- DOCUMENT SEGMENT
/---
Reprinted from Eating Disorders Review
May/June 2012 Volume 23, Number 3
©2012 Gürze Books
Sooner rather than later, clinicians working with eating disorders patients find themselves wanting to or, thanks to insurance companies, managed care companies, and/or other regulatory bodies having to develop formal treatment plans for their patients. Formal treatment planning offers many clear benefits: The process requires the clinician (hopefully in collaboration with the patient) to think through and explicate the long-term goals and shorter- term objectives to be accomplished through treatment, and thereby make certain that they have a shared understanding and explanation of the issues to be addressed and how they will be addressed. When more than one clinician is involved, treatment plans can also help assure that all players are on the same page. They can also be used to communicate with families about intentions and expectations about treatment. Comprehensive treatment plans may be formulated around broad-based models that consider problems described along bio-psycho-social-cultural-spiritual dimensions or other conceptual outlines, and ultimately align overall strategies and specific interventions with defined problems to be resolved.
To help clinicians think through these issues, and to provide clear step-by-step direction for clinicians using primarily a cognitive behavioral therapy approach to treat bulimia nervosa and binge-eating disorder, Drs. Zweig and Leahy, psychologists practicing in New York City (Dr. Leahy is also affiliated with Cornell Medical School) have written a detailed and highly instructive guide. As the second volume in a new series on “Treatment Plans and Interventions for Evidence Based Psychotherapies” edited by Dr. Leahy, the book offers a session-by-session map of how common problems might be addressed, from initial assessment including motivational assessment and psycho-education through behavioral methods, cognitive methods, and development of alternative coping strategies, constituting a typical 20-session treatment plan for adolescent and adult patients. The book is filled with useful worksheets, plus appendices with assessment instruments.
\---
- ENTRIES SHOWN
/---
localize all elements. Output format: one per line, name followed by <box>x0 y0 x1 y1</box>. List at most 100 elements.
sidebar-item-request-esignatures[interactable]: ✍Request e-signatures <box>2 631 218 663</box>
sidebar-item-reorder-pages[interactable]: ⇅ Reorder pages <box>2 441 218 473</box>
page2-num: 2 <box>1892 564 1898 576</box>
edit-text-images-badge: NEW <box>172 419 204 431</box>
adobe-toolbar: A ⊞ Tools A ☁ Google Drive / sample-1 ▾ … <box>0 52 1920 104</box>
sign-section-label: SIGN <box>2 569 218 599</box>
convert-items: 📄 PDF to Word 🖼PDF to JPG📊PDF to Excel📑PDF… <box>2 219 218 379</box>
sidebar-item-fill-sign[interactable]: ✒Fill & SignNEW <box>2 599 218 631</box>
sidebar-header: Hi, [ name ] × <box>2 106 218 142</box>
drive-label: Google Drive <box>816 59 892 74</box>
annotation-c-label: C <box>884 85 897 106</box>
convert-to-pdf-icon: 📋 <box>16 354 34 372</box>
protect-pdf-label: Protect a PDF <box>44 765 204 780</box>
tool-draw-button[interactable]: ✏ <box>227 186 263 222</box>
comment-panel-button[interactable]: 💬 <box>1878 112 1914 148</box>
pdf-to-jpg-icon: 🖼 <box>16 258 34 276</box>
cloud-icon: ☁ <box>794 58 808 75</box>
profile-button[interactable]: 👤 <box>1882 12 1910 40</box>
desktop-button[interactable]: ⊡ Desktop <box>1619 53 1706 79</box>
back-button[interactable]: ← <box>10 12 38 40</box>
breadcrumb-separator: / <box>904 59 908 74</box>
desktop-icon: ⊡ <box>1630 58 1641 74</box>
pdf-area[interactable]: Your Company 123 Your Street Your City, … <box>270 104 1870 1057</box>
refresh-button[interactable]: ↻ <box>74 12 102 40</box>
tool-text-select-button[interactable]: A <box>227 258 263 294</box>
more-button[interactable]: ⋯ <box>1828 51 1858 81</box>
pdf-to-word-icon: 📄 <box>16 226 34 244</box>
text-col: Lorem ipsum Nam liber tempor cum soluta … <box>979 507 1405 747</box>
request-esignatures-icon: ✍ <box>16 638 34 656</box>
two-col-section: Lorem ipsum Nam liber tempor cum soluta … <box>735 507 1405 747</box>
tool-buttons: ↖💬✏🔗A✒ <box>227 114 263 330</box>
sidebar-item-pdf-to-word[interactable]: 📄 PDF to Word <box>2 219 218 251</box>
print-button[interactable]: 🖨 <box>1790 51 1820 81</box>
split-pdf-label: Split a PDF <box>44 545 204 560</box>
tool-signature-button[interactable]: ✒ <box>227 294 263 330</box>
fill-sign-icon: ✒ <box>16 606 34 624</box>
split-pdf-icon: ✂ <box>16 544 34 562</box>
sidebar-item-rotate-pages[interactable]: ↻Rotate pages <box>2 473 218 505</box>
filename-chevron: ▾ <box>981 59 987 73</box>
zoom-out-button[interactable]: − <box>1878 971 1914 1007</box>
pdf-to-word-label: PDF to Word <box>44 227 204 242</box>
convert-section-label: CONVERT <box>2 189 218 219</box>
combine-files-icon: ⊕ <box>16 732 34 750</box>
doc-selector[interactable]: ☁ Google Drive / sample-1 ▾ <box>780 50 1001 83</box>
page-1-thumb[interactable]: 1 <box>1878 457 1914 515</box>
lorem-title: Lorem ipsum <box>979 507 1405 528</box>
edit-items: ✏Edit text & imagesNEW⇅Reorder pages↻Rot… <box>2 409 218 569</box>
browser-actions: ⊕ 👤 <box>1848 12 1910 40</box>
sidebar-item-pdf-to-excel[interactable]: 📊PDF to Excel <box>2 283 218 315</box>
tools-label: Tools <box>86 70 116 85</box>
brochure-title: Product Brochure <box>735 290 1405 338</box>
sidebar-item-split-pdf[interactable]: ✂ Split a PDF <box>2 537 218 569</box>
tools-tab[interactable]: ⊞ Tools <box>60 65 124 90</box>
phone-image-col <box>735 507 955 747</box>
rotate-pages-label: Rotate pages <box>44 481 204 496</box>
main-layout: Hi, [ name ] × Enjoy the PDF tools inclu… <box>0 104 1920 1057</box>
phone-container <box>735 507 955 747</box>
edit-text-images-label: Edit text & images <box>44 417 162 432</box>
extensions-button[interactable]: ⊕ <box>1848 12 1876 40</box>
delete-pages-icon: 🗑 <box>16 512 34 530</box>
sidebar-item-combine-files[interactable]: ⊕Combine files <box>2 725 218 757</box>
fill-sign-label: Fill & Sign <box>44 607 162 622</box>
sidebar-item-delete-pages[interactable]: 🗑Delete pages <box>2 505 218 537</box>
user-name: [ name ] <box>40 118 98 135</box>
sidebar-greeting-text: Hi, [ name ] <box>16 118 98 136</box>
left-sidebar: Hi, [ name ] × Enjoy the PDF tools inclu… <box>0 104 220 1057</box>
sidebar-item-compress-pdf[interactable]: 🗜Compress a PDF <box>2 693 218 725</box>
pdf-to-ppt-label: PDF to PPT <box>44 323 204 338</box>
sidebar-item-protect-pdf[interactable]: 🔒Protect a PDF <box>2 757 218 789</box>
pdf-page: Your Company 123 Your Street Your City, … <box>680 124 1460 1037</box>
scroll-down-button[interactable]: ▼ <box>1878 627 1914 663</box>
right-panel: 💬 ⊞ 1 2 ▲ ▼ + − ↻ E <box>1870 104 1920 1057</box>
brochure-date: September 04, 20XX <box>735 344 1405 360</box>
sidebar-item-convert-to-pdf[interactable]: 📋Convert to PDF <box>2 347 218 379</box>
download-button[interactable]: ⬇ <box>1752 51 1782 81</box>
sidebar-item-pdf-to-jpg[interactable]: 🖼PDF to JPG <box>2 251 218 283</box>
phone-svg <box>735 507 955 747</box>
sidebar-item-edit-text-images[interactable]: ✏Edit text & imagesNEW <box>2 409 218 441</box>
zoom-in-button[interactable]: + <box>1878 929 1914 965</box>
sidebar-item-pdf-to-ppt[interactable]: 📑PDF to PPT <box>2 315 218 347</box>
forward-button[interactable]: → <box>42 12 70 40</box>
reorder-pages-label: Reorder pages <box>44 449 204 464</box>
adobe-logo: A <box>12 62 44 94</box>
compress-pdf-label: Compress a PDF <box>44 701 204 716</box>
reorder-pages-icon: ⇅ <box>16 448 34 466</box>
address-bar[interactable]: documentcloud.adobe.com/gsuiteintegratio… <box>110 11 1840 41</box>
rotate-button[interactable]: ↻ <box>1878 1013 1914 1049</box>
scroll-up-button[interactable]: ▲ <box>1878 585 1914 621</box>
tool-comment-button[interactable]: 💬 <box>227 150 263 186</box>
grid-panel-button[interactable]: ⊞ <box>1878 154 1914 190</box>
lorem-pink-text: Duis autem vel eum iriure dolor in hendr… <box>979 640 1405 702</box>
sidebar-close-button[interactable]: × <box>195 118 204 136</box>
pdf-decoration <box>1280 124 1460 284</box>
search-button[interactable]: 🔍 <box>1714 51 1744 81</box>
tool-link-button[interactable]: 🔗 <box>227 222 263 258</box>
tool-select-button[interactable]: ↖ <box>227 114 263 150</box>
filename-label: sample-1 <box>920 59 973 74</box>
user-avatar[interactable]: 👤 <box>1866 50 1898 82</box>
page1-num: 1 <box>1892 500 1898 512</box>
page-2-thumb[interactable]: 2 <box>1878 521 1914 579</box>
\---
- WHAT THIS EXERCISE ASKS
A – Decide whether each statement agrees with the treatment-planning review. Answer yes or no, and quote the words of the review that settle it.
(i) The guide is the second volume in a series edited by Dr. Leahy.
(ii) The book lays out a typical treatment plan of 12 sessions.
(iii) The guide is aimed at treating anorexia nervosa.
B – According to the treatment-planning review, in what city do Drs. Zweig and Leahy practice?
C – Carry on writing the treatment-planning review from its last sentence.
The rows have nothing to do with the treatment-planning review.

- TASK-BY-TASK RESULTS
A –
(i) Yes: "As the second volume in a new series on “Treatment Plans and Interventions for Evidence Based Psychotherapies” edited by Dr. Leahy"
(ii) No: "constituting a typical 20-session treatment plan for adolescent and adult patients"
(iii) No: "to treat bulimia nervosa and binge-eating disorder"

B – New York City.

C –
New practitioners and even veterans will find useful guidance for the basic CBT approach here. A chapter on “Treatment within a Managed Care Context” is particularly welcome, and covers issues of getting approval, medical necessity, writing initial treatment reports, and requesting additional sessions. However, the manual does not adequately address the assessment and management of those frequently encountered patients who in addition to straightforward bulimia nervosa or binge-eating disorder have psychiatric, substance-related, personality disordered and interpersonal comorbidities, requiring more enhanced treatment strategies.
Finally, the authors of this volume (and those of future volumes in this series) would serve their audiences well by also making the educational materials, worksheets, and assessment forms included in this volume available to readers electronically, by including a CD or providing a web site from which readers might print these materials for use with their patients during the course of routine practice.